◆ Given problem:
List each line of the data in which the string "this" appears.

◆ Dataset records:
_____

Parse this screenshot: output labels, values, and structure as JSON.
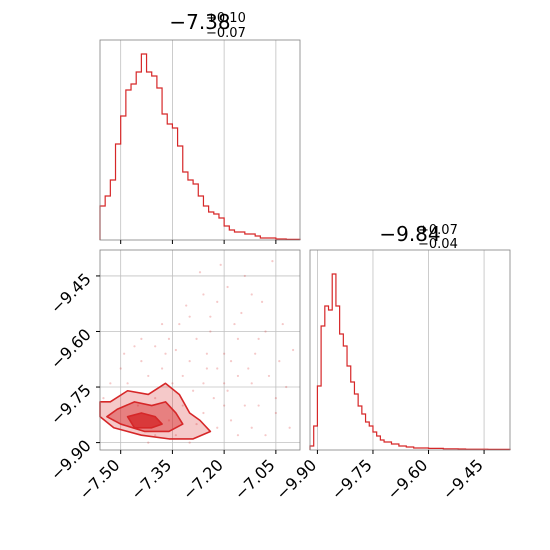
{
  "colors": {
    "series": "#d62728",
    "grid": "#c0c0c0",
    "frame": "#808080"
  },
  "chart_data": [
    {
      "type": "histogram",
      "title": {
        "median": "−7.38",
        "upper": "+0.10",
        "lower": "−0.07"
      },
      "xlim": [
        -7.56,
        -6.98
      ],
      "x_ticks": [
        -7.5,
        -7.35,
        -7.2,
        -7.05
      ],
      "x_tick_labels": [
        "−7.50",
        "−7.35",
        "−7.20",
        "−7.05"
      ],
      "grid": true,
      "bins": [
        [
          -7.56,
          0.17
        ],
        [
          -7.545,
          0.22
        ],
        [
          -7.53,
          0.3
        ],
        [
          -7.515,
          0.48
        ],
        [
          -7.5,
          0.62
        ],
        [
          -7.485,
          0.75
        ],
        [
          -7.47,
          0.78
        ],
        [
          -7.455,
          0.84
        ],
        [
          -7.44,
          0.93
        ],
        [
          -7.425,
          0.84
        ],
        [
          -7.41,
          0.82
        ],
        [
          -7.395,
          0.76
        ],
        [
          -7.38,
          0.63
        ],
        [
          -7.365,
          0.58
        ],
        [
          -7.35,
          0.56
        ],
        [
          -7.335,
          0.47
        ],
        [
          -7.32,
          0.34
        ],
        [
          -7.305,
          0.3
        ],
        [
          -7.29,
          0.28
        ],
        [
          -7.275,
          0.22
        ],
        [
          -7.26,
          0.17
        ],
        [
          -7.245,
          0.14
        ],
        [
          -7.23,
          0.13
        ],
        [
          -7.215,
          0.11
        ],
        [
          -7.2,
          0.07
        ],
        [
          -7.185,
          0.05
        ],
        [
          -7.17,
          0.04
        ],
        [
          -7.155,
          0.04
        ],
        [
          -7.14,
          0.03
        ],
        [
          -7.125,
          0.03
        ],
        [
          -7.11,
          0.02
        ],
        [
          -7.095,
          0.01
        ],
        [
          -7.08,
          0.01
        ],
        [
          -7.065,
          0.01
        ],
        [
          -7.05,
          0.005
        ],
        [
          -7.035,
          0.005
        ],
        [
          -7.02,
          0.003
        ],
        [
          -7.005,
          0.003
        ],
        [
          -6.99,
          0.003
        ]
      ]
    },
    {
      "type": "scatter",
      "xlim": [
        -7.56,
        -6.98
      ],
      "ylim": [
        -9.92,
        -9.38
      ],
      "x_ticks": [
        -7.5,
        -7.35,
        -7.2,
        -7.05
      ],
      "x_tick_labels": [
        "−7.50",
        "−7.35",
        "−7.20",
        "−7.05"
      ],
      "y_ticks": [
        -9.45,
        -9.6,
        -9.75,
        -9.9
      ],
      "y_tick_labels": [
        "−9.45",
        "−9.60",
        "−9.75",
        "−9.90"
      ],
      "grid": true,
      "contours": [
        [
          [
            -7.53,
            -9.79
          ],
          [
            -7.48,
            -9.76
          ],
          [
            -7.42,
            -9.77
          ],
          [
            -7.37,
            -9.74
          ],
          [
            -7.33,
            -9.77
          ],
          [
            -7.3,
            -9.82
          ],
          [
            -7.27,
            -9.84
          ],
          [
            -7.24,
            -9.87
          ],
          [
            -7.29,
            -9.89
          ],
          [
            -7.36,
            -9.89
          ],
          [
            -7.44,
            -9.88
          ],
          [
            -7.52,
            -9.86
          ],
          [
            -7.56,
            -9.83
          ],
          [
            -7.56,
            -9.79
          ]
        ],
        [
          [
            -7.51,
            -9.81
          ],
          [
            -7.46,
            -9.79
          ],
          [
            -7.41,
            -9.8
          ],
          [
            -7.37,
            -9.79
          ],
          [
            -7.34,
            -9.82
          ],
          [
            -7.32,
            -9.85
          ],
          [
            -7.36,
            -9.87
          ],
          [
            -7.43,
            -9.87
          ],
          [
            -7.5,
            -9.85
          ],
          [
            -7.54,
            -9.83
          ]
        ],
        [
          [
            -7.48,
            -9.83
          ],
          [
            -7.44,
            -9.82
          ],
          [
            -7.4,
            -9.83
          ],
          [
            -7.38,
            -9.85
          ],
          [
            -7.41,
            -9.86
          ],
          [
            -7.46,
            -9.86
          ]
        ]
      ],
      "points": [
        [
          -7.45,
          -9.8
        ],
        [
          -7.4,
          -9.78
        ],
        [
          -7.36,
          -9.84
        ],
        [
          -7.32,
          -9.8
        ],
        [
          -7.29,
          -9.76
        ],
        [
          -7.26,
          -9.82
        ],
        [
          -7.23,
          -9.78
        ],
        [
          -7.2,
          -9.74
        ],
        [
          -7.22,
          -9.86
        ],
        [
          -7.25,
          -9.7
        ],
        [
          -7.3,
          -9.68
        ],
        [
          -7.34,
          -9.65
        ],
        [
          -7.38,
          -9.7
        ],
        [
          -7.42,
          -9.72
        ],
        [
          -7.48,
          -9.74
        ],
        [
          -7.5,
          -9.7
        ],
        [
          -7.28,
          -9.62
        ],
        [
          -7.24,
          -9.6
        ],
        [
          -7.2,
          -9.66
        ],
        [
          -7.16,
          -9.72
        ],
        [
          -7.14,
          -9.8
        ],
        [
          -7.12,
          -9.86
        ],
        [
          -7.18,
          -9.84
        ],
        [
          -7.1,
          -9.62
        ],
        [
          -7.15,
          -9.55
        ],
        [
          -7.22,
          -9.52
        ],
        [
          -7.26,
          -9.5
        ],
        [
          -7.19,
          -9.48
        ],
        [
          -7.12,
          -9.5
        ],
        [
          -7.08,
          -9.6
        ],
        [
          -7.04,
          -9.68
        ],
        [
          -7.02,
          -9.75
        ],
        [
          -7.05,
          -9.82
        ],
        [
          -7.08,
          -9.88
        ],
        [
          -7.3,
          -9.56
        ],
        [
          -7.33,
          -9.58
        ],
        [
          -7.36,
          -9.62
        ],
        [
          -7.4,
          -9.64
        ],
        [
          -7.44,
          -9.68
        ],
        [
          -7.46,
          -9.64
        ],
        [
          -7.27,
          -9.44
        ],
        [
          -7.21,
          -9.42
        ],
        [
          -7.14,
          -9.45
        ],
        [
          -7.09,
          -9.52
        ],
        [
          -7.03,
          -9.58
        ],
        [
          -7.0,
          -9.65
        ],
        [
          -7.06,
          -9.41
        ],
        [
          -7.32,
          -9.72
        ],
        [
          -7.18,
          -9.68
        ],
        [
          -7.12,
          -9.74
        ],
        [
          -7.16,
          -9.62
        ],
        [
          -7.25,
          -9.66
        ],
        [
          -7.35,
          -9.74
        ],
        [
          -7.22,
          -9.7
        ],
        [
          -7.1,
          -9.8
        ],
        [
          -7.07,
          -9.72
        ],
        [
          -7.28,
          -9.85
        ],
        [
          -7.34,
          -9.88
        ],
        [
          -7.4,
          -9.88
        ],
        [
          -7.46,
          -9.86
        ],
        [
          -7.52,
          -9.84
        ],
        [
          -7.55,
          -9.78
        ],
        [
          -7.53,
          -9.74
        ],
        [
          -7.49,
          -9.66
        ],
        [
          -7.44,
          -9.62
        ],
        [
          -7.38,
          -9.58
        ],
        [
          -7.31,
          -9.53
        ],
        [
          -7.24,
          -9.56
        ],
        [
          -7.17,
          -9.58
        ],
        [
          -7.11,
          -9.66
        ],
        [
          -7.05,
          -9.78
        ],
        [
          -7.01,
          -9.86
        ],
        [
          -7.2,
          -9.8
        ],
        [
          -7.16,
          -9.88
        ],
        [
          -7.26,
          -9.74
        ],
        [
          -7.3,
          -9.9
        ],
        [
          -7.42,
          -9.9
        ],
        [
          -7.37,
          -9.66
        ],
        [
          -7.13,
          -9.7
        ],
        [
          -7.19,
          -9.76
        ]
      ]
    },
    {
      "type": "histogram",
      "title": {
        "median": "−9.84",
        "upper": "+0.07",
        "lower": "−0.04"
      },
      "xlim": [
        -9.92,
        -9.38
      ],
      "x_ticks": [
        -9.9,
        -9.75,
        -9.6,
        -9.45
      ],
      "x_tick_labels": [
        "−9.90",
        "−9.75",
        "−9.60",
        "−9.45"
      ],
      "grid": true,
      "bins": [
        [
          -9.92,
          0.02
        ],
        [
          -9.91,
          0.12
        ],
        [
          -9.9,
          0.32
        ],
        [
          -9.89,
          0.62
        ],
        [
          -9.88,
          0.72
        ],
        [
          -9.87,
          0.7
        ],
        [
          -9.86,
          0.88
        ],
        [
          -9.85,
          0.72
        ],
        [
          -9.84,
          0.58
        ],
        [
          -9.83,
          0.52
        ],
        [
          -9.82,
          0.42
        ],
        [
          -9.81,
          0.34
        ],
        [
          -9.8,
          0.28
        ],
        [
          -9.79,
          0.22
        ],
        [
          -9.78,
          0.18
        ],
        [
          -9.77,
          0.14
        ],
        [
          -9.76,
          0.12
        ],
        [
          -9.75,
          0.09
        ],
        [
          -9.74,
          0.07
        ],
        [
          -9.73,
          0.05
        ],
        [
          -9.72,
          0.04
        ],
        [
          -9.71,
          0.04
        ],
        [
          -9.7,
          0.03
        ],
        [
          -9.69,
          0.03
        ],
        [
          -9.68,
          0.02
        ],
        [
          -9.67,
          0.02
        ],
        [
          -9.66,
          0.015
        ],
        [
          -9.65,
          0.015
        ],
        [
          -9.64,
          0.01
        ],
        [
          -9.62,
          0.01
        ],
        [
          -9.6,
          0.008
        ],
        [
          -9.58,
          0.008
        ],
        [
          -9.56,
          0.006
        ],
        [
          -9.54,
          0.006
        ],
        [
          -9.52,
          0.005
        ],
        [
          -9.5,
          0.004
        ],
        [
          -9.48,
          0.004
        ],
        [
          -9.46,
          0.004
        ],
        [
          -9.44,
          0.003
        ],
        [
          -9.42,
          0.003
        ],
        [
          -9.4,
          0.003
        ]
      ]
    }
  ]
}
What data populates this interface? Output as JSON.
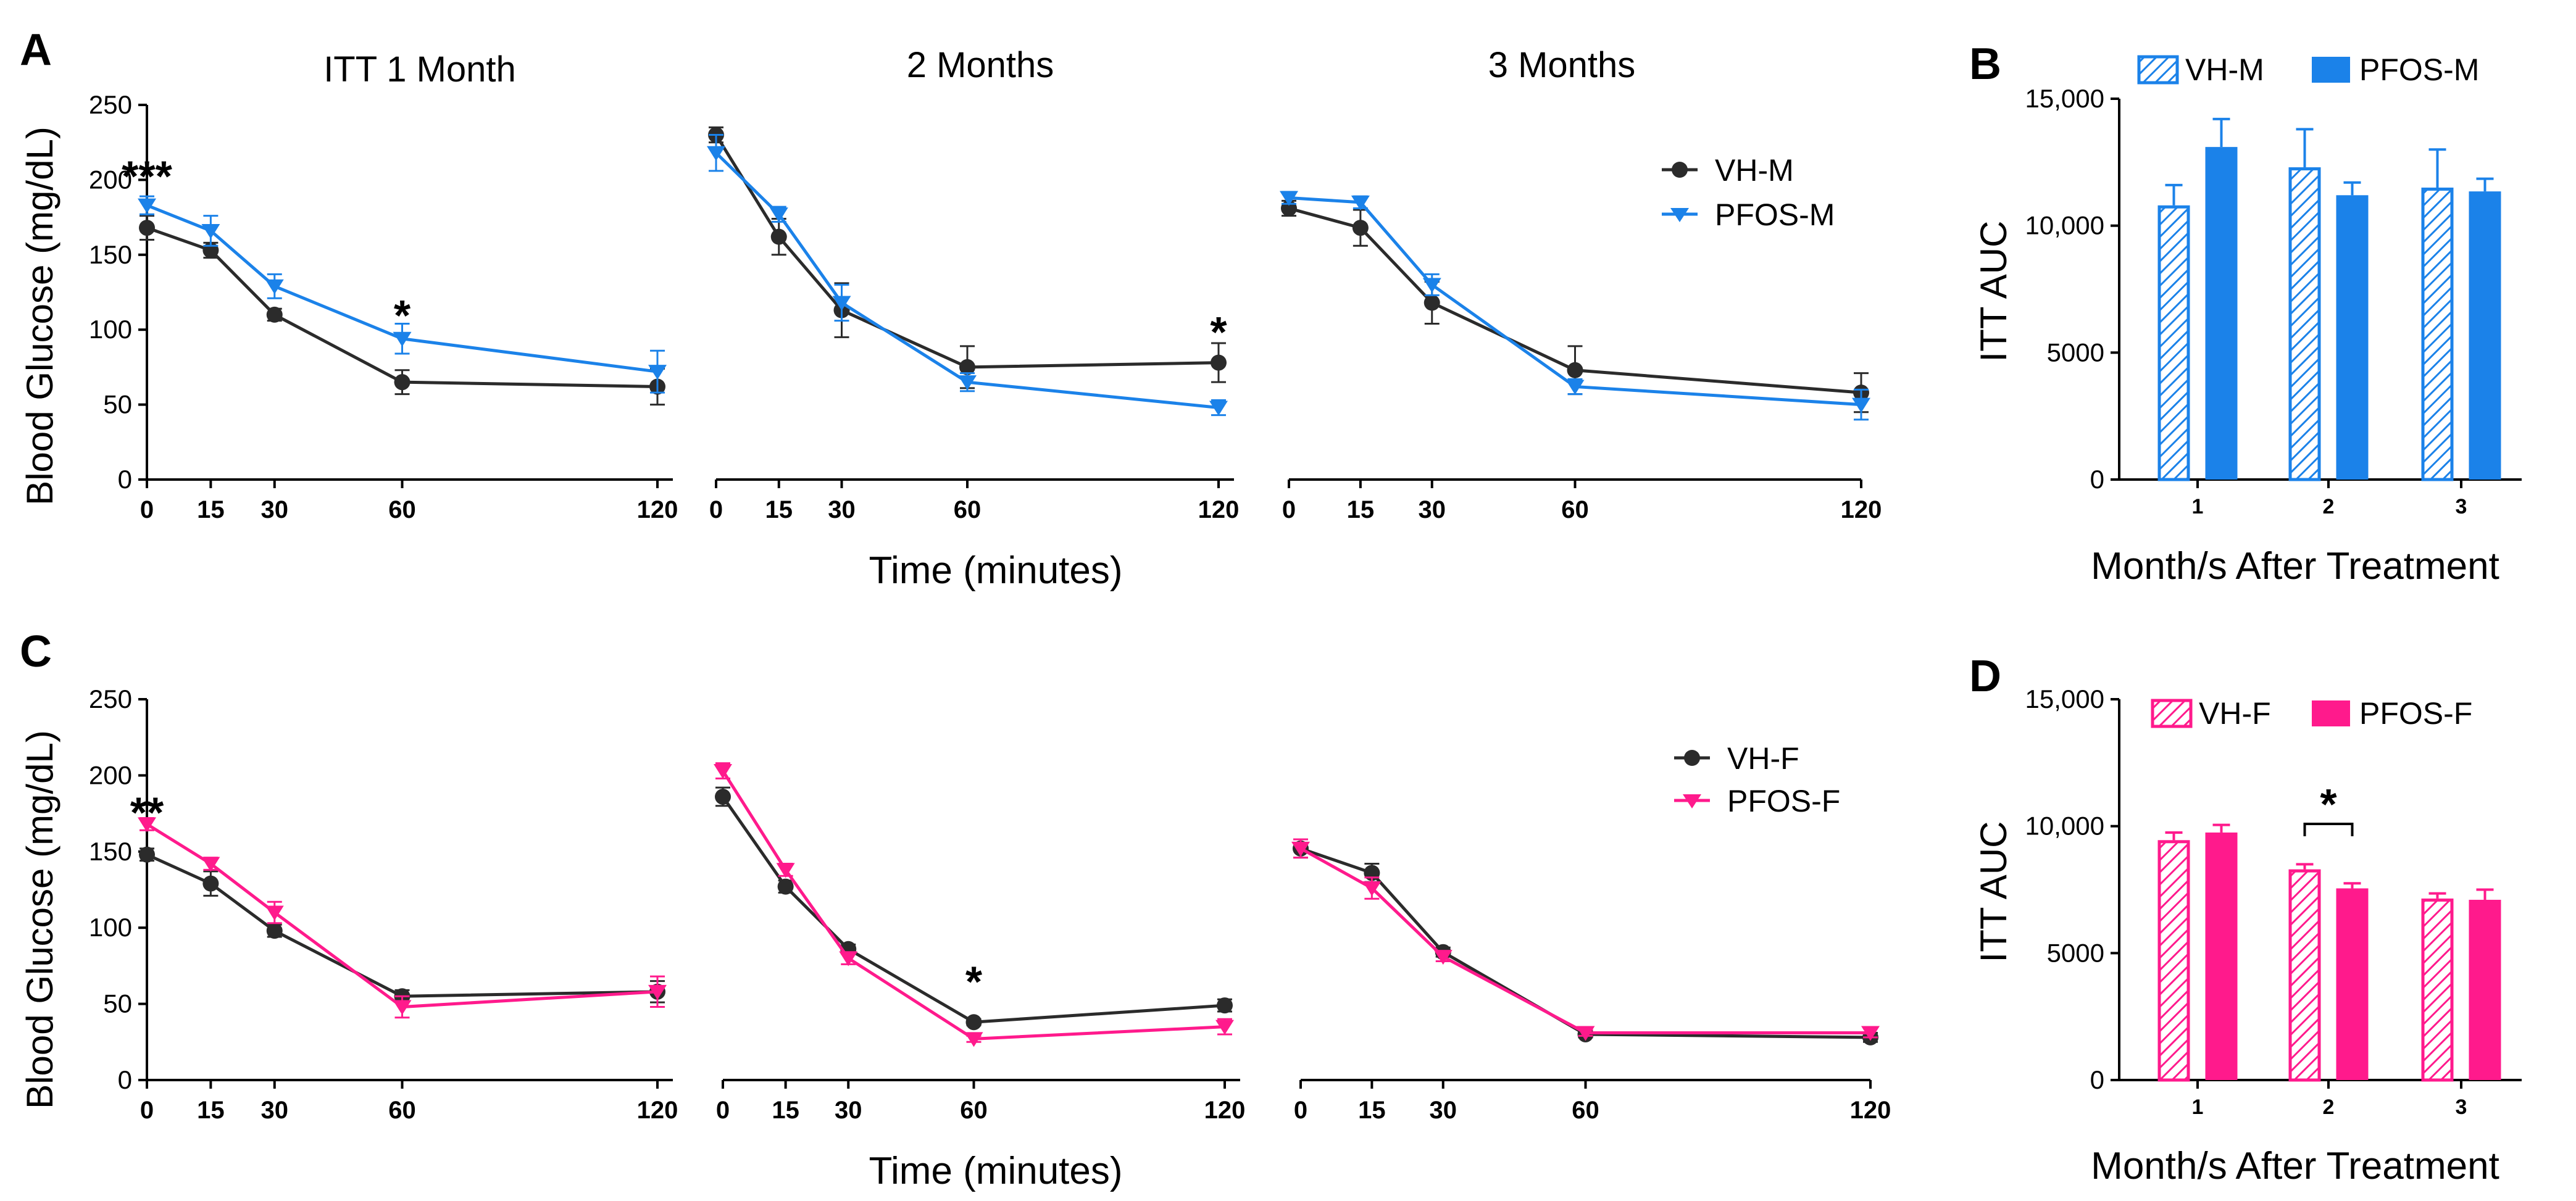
{
  "figure": {
    "colors": {
      "vh": "#2b2b2b",
      "pfos_m": "#1b82e9",
      "pfos_f": "#ff1a8c"
    },
    "time_ticks": [
      "0",
      "15",
      "30",
      "60",
      "120"
    ],
    "glucose_ticks": [
      "0",
      "50",
      "100",
      "150",
      "200",
      "250"
    ],
    "auc_ticks": [
      "0",
      "5000",
      "10,000",
      "15,000"
    ],
    "month_ticks": [
      "1",
      "2",
      "3"
    ]
  },
  "chart_data": [
    {
      "panel": "A",
      "type": "line",
      "titles": [
        "ITT 1 Month",
        "2 Months",
        "3 Months"
      ],
      "ylabel": "Blood Glucose (mg/dL)",
      "xlabel": "Time (minutes)",
      "ylim": [
        0,
        250
      ],
      "x": [
        0,
        15,
        30,
        60,
        120
      ],
      "sub_panels": [
        {
          "series": [
            {
              "name": "VH-M",
              "values": [
                168,
                153,
                110,
                65,
                62
              ],
              "errors": [
                8,
                5,
                4,
                8,
                12
              ]
            },
            {
              "name": "PFOS-M",
              "values": [
                183,
                166,
                129,
                94,
                72
              ],
              "errors": [
                6,
                10,
                8,
                10,
                14
              ]
            }
          ],
          "annotations": [
            {
              "x": 0,
              "y": 205,
              "text": "***"
            },
            {
              "x": 60,
              "y": 112,
              "text": "*"
            }
          ]
        },
        {
          "series": [
            {
              "name": "VH-M",
              "values": [
                230,
                162,
                113,
                75,
                78
              ],
              "errors": [
                5,
                12,
                18,
                14,
                13
              ]
            },
            {
              "name": "PFOS-M",
              "values": [
                218,
                177,
                118,
                65,
                48
              ],
              "errors": [
                12,
                5,
                12,
                6,
                5
              ]
            }
          ],
          "annotations": [
            {
              "x": 120,
              "y": 101,
              "text": "*"
            }
          ]
        },
        {
          "series": [
            {
              "name": "VH-M",
              "values": [
                181,
                168,
                118,
                73,
                58
              ],
              "errors": [
                5,
                12,
                14,
                16,
                13
              ]
            },
            {
              "name": "PFOS-M",
              "values": [
                188,
                185,
                130,
                62,
                50
              ],
              "errors": [
                4,
                4,
                7,
                5,
                10
              ]
            }
          ],
          "annotations": []
        }
      ],
      "legend": [
        "VH-M",
        "PFOS-M"
      ]
    },
    {
      "panel": "B",
      "type": "bar",
      "ylabel": "ITT AUC",
      "xlabel": "Month/s After Treatment",
      "ylim": [
        0,
        15000
      ],
      "categories": [
        "1",
        "2",
        "3"
      ],
      "series": [
        {
          "name": "VH-M",
          "values": [
            10800,
            12300,
            11500
          ],
          "errors": [
            800,
            1500,
            1500
          ]
        },
        {
          "name": "PFOS-M",
          "values": [
            13100,
            11200,
            11350
          ],
          "errors": [
            1100,
            500,
            500
          ]
        }
      ],
      "legend": [
        "VH-M",
        "PFOS-M"
      ]
    },
    {
      "panel": "C",
      "type": "line",
      "ylabel": "Blood Glucose (mg/dL)",
      "xlabel": "Time (minutes)",
      "ylim": [
        0,
        250
      ],
      "x": [
        0,
        15,
        30,
        60,
        120
      ],
      "sub_panels": [
        {
          "series": [
            {
              "name": "VH-F",
              "values": [
                148,
                129,
                98,
                55,
                58
              ],
              "errors": [
                4,
                8,
                4,
                4,
                7
              ]
            },
            {
              "name": "PFOS-F",
              "values": [
                168,
                142,
                110,
                48,
                58
              ],
              "errors": [
                4,
                4,
                7,
                7,
                10
              ]
            }
          ],
          "annotations": [
            {
              "x": 0,
              "y": 178,
              "text": "**"
            }
          ]
        },
        {
          "series": [
            {
              "name": "VH-F",
              "values": [
                186,
                127,
                86,
                38,
                49
              ],
              "errors": [
                6,
                4,
                3,
                2,
                4
              ]
            },
            {
              "name": "PFOS-F",
              "values": [
                203,
                138,
                80,
                27,
                35
              ],
              "errors": [
                5,
                4,
                4,
                2,
                5
              ]
            }
          ],
          "annotations": [
            {
              "x": 60,
              "y": 67,
              "text": "*"
            }
          ]
        },
        {
          "series": [
            {
              "name": "VH-F",
              "values": [
                152,
                136,
                84,
                30,
                28
              ],
              "errors": [
                6,
                6,
                3,
                2,
                3
              ]
            },
            {
              "name": "PFOS-F",
              "values": [
                152,
                126,
                81,
                31,
                31
              ],
              "errors": [
                6,
                7,
                3,
                2,
                3
              ]
            }
          ],
          "annotations": []
        }
      ],
      "legend": [
        "VH-F",
        "PFOS-F"
      ]
    },
    {
      "panel": "D",
      "type": "bar",
      "ylabel": "ITT AUC",
      "xlabel": "Month/s After Treatment",
      "ylim": [
        0,
        15000
      ],
      "categories": [
        "1",
        "2",
        "3"
      ],
      "series": [
        {
          "name": "VH-F",
          "values": [
            9450,
            8300,
            7150
          ],
          "errors": [
            300,
            200,
            200
          ]
        },
        {
          "name": "PFOS-F",
          "values": [
            9750,
            7550,
            7100
          ],
          "errors": [
            300,
            200,
            400
          ]
        }
      ],
      "significance": {
        "category": "2",
        "text": "*"
      },
      "legend": [
        "VH-F",
        "PFOS-F"
      ]
    }
  ]
}
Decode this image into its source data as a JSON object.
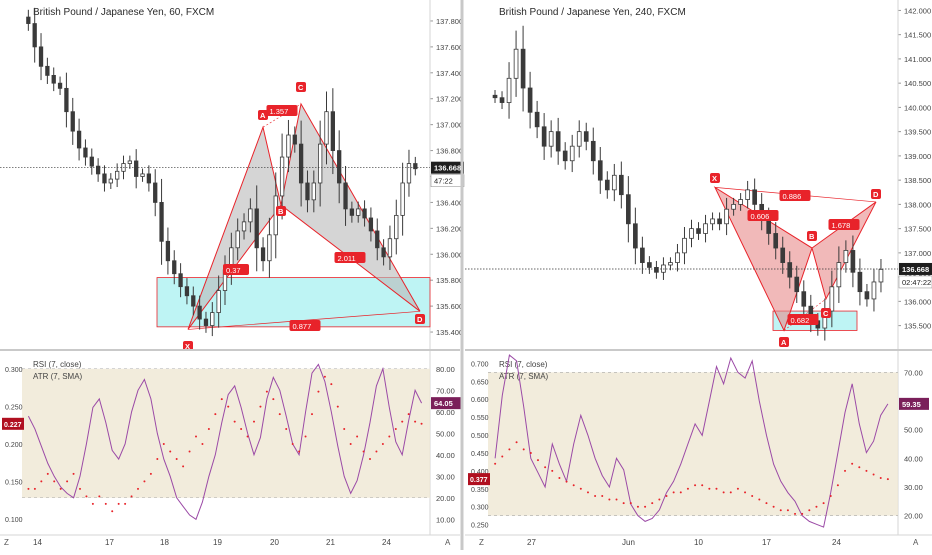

_____

◆ Written response:
Parse this screenshot: output labels, values, and structure as JSON.
What data populates this interface? Output as JSON.
Decode this image into its source data as a JSON object.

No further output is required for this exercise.